Begin DATASET RECORDS

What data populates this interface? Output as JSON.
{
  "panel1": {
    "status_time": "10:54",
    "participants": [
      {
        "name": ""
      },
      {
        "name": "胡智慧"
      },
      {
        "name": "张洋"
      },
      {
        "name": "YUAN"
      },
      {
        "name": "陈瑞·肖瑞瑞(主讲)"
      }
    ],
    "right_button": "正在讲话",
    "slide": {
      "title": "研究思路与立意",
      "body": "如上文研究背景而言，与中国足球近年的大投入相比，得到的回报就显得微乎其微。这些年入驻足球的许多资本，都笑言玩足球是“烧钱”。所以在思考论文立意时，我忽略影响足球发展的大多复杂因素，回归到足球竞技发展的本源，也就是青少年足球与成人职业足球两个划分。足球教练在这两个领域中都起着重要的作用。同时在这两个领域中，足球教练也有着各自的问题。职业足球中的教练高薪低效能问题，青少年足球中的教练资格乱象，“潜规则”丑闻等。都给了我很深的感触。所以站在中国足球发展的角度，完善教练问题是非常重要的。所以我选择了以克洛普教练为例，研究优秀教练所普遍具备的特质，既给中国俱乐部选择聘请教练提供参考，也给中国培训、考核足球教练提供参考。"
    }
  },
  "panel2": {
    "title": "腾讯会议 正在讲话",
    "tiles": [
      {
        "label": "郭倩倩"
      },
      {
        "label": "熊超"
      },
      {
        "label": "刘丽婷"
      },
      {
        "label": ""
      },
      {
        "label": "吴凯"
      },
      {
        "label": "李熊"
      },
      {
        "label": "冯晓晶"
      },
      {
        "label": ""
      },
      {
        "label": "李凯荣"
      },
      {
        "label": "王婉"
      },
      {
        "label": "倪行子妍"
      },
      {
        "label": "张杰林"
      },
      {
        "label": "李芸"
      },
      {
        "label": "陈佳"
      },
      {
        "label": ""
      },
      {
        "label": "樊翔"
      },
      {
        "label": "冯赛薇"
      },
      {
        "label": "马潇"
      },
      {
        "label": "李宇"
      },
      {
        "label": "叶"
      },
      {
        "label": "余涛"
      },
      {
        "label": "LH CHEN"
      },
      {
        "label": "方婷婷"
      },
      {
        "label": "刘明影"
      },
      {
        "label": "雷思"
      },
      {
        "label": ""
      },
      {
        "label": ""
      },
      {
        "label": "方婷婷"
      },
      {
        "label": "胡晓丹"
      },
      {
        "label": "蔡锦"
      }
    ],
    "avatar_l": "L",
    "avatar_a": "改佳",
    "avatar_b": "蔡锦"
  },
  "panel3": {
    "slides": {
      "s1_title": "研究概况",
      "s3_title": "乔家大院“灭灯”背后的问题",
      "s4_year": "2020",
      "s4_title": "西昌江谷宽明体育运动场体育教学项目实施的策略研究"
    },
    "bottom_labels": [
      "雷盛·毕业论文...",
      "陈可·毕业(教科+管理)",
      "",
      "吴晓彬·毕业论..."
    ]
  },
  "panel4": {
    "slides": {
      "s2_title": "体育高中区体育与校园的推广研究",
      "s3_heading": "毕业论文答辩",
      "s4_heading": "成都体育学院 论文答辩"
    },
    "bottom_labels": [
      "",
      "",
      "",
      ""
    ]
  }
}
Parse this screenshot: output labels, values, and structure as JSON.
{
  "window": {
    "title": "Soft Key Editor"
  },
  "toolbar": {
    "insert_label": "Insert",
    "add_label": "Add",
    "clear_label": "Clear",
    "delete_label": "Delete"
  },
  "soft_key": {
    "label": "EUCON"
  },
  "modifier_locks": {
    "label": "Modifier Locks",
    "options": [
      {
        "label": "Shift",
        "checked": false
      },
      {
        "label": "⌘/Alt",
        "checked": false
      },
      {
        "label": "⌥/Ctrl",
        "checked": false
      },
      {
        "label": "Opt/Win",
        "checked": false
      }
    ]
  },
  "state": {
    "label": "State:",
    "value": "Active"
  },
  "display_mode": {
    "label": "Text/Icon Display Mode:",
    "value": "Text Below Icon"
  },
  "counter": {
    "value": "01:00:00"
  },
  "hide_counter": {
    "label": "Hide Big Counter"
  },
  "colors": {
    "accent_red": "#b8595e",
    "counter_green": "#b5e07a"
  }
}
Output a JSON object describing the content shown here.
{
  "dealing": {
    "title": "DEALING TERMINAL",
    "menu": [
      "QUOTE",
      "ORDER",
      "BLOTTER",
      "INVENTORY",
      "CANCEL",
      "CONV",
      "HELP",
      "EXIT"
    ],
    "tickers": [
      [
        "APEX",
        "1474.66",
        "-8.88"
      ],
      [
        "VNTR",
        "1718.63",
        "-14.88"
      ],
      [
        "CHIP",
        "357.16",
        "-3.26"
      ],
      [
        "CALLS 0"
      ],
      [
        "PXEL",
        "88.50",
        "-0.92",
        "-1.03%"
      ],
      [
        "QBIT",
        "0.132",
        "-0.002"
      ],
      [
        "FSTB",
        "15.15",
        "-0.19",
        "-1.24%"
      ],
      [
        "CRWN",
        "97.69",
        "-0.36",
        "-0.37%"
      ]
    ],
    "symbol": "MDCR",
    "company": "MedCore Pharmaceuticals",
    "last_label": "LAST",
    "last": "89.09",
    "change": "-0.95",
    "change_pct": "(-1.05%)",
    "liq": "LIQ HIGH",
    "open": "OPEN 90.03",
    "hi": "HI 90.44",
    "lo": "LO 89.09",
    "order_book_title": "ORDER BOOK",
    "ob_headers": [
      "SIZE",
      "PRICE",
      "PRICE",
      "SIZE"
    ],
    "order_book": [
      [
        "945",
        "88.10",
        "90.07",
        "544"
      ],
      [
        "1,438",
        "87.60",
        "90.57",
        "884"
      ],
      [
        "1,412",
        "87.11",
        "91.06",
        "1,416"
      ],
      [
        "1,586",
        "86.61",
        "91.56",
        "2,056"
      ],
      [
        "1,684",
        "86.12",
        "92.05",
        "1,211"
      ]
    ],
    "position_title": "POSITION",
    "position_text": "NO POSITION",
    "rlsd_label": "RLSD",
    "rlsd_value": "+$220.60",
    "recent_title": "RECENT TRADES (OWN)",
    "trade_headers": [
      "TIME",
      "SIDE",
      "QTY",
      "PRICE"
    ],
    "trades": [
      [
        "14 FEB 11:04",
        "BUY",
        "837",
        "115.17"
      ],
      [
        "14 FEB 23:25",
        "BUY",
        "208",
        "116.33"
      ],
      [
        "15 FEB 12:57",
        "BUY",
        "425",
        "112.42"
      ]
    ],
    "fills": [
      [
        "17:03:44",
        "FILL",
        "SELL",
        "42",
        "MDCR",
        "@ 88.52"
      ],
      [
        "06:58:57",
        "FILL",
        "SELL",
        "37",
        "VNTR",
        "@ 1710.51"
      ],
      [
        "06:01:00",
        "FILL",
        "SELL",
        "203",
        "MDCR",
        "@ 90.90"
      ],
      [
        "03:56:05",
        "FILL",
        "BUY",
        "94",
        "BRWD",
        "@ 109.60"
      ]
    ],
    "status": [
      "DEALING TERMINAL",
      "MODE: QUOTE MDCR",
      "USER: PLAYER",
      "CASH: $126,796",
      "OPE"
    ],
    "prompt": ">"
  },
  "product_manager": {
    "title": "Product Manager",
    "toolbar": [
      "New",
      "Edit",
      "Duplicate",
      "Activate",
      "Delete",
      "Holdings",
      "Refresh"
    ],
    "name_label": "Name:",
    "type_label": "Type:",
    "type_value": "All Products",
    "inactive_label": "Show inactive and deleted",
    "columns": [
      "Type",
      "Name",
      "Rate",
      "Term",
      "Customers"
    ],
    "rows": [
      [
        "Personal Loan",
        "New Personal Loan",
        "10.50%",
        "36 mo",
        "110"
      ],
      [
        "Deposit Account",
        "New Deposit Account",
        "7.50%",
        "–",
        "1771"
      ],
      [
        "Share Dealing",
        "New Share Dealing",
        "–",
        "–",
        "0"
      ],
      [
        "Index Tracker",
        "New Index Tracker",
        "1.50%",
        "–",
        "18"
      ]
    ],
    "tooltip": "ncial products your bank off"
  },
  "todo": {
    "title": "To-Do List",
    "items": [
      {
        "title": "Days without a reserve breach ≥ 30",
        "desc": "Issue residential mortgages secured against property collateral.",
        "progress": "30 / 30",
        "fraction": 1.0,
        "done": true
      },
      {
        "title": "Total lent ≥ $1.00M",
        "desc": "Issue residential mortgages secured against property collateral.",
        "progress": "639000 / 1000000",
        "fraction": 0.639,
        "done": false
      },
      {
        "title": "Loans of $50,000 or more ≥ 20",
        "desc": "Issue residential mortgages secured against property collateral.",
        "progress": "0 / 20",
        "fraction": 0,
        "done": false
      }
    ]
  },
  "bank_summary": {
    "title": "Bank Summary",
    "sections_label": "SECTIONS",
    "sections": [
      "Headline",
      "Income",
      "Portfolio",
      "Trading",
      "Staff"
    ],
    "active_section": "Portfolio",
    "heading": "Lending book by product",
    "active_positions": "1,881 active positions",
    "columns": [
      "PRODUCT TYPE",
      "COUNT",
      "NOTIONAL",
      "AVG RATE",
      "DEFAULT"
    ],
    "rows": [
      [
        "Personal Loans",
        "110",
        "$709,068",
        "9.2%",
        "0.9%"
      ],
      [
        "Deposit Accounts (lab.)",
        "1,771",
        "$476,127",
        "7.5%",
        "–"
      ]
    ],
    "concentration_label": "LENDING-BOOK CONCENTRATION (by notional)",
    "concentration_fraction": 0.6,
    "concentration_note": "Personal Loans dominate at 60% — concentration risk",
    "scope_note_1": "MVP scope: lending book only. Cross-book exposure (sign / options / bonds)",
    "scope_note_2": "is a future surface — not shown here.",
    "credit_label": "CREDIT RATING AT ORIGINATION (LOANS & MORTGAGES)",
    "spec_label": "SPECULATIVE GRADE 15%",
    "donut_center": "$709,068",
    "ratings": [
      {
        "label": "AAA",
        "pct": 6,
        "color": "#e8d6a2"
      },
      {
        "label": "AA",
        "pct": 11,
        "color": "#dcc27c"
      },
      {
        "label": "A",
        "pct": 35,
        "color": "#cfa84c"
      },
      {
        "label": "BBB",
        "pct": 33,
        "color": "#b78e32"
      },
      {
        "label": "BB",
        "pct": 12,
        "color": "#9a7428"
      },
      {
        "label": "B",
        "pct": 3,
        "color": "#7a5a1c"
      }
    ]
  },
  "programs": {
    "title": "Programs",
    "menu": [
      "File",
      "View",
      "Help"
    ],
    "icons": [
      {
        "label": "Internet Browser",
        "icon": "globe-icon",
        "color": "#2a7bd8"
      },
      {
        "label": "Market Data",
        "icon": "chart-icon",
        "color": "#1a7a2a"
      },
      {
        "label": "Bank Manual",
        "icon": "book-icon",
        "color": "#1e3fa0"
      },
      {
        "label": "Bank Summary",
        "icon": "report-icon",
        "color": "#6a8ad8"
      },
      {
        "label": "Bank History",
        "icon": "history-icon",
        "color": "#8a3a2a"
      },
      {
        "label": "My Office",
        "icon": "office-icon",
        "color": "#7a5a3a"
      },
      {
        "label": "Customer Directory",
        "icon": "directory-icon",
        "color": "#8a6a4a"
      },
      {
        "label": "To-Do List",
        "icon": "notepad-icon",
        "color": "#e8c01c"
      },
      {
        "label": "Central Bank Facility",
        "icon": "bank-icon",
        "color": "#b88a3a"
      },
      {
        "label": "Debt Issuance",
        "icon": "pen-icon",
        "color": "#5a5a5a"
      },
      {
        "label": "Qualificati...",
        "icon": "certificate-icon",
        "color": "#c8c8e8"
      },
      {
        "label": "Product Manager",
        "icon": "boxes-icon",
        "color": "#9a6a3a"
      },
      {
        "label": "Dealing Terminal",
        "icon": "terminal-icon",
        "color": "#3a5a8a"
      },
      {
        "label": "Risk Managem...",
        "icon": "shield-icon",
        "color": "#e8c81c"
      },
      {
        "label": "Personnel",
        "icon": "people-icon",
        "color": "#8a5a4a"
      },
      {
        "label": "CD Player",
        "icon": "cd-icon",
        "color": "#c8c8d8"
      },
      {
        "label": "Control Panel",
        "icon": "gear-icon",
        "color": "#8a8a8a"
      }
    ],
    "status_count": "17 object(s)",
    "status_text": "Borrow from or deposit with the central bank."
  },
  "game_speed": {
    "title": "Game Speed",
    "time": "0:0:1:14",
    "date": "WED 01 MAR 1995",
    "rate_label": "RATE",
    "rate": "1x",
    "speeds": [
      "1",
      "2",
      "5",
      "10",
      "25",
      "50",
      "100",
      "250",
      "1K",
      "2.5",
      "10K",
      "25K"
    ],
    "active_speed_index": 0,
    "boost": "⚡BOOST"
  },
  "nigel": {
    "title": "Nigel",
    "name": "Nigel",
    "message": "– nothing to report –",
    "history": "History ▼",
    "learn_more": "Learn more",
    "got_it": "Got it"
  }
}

End DATASET RECORDS

THE PROBLEM -
Look through the listing and extract every line with "object" in it.

TASK RESPONSE -
Output a JSON object describing the content shown here.
    "status_count": "17 object(s)",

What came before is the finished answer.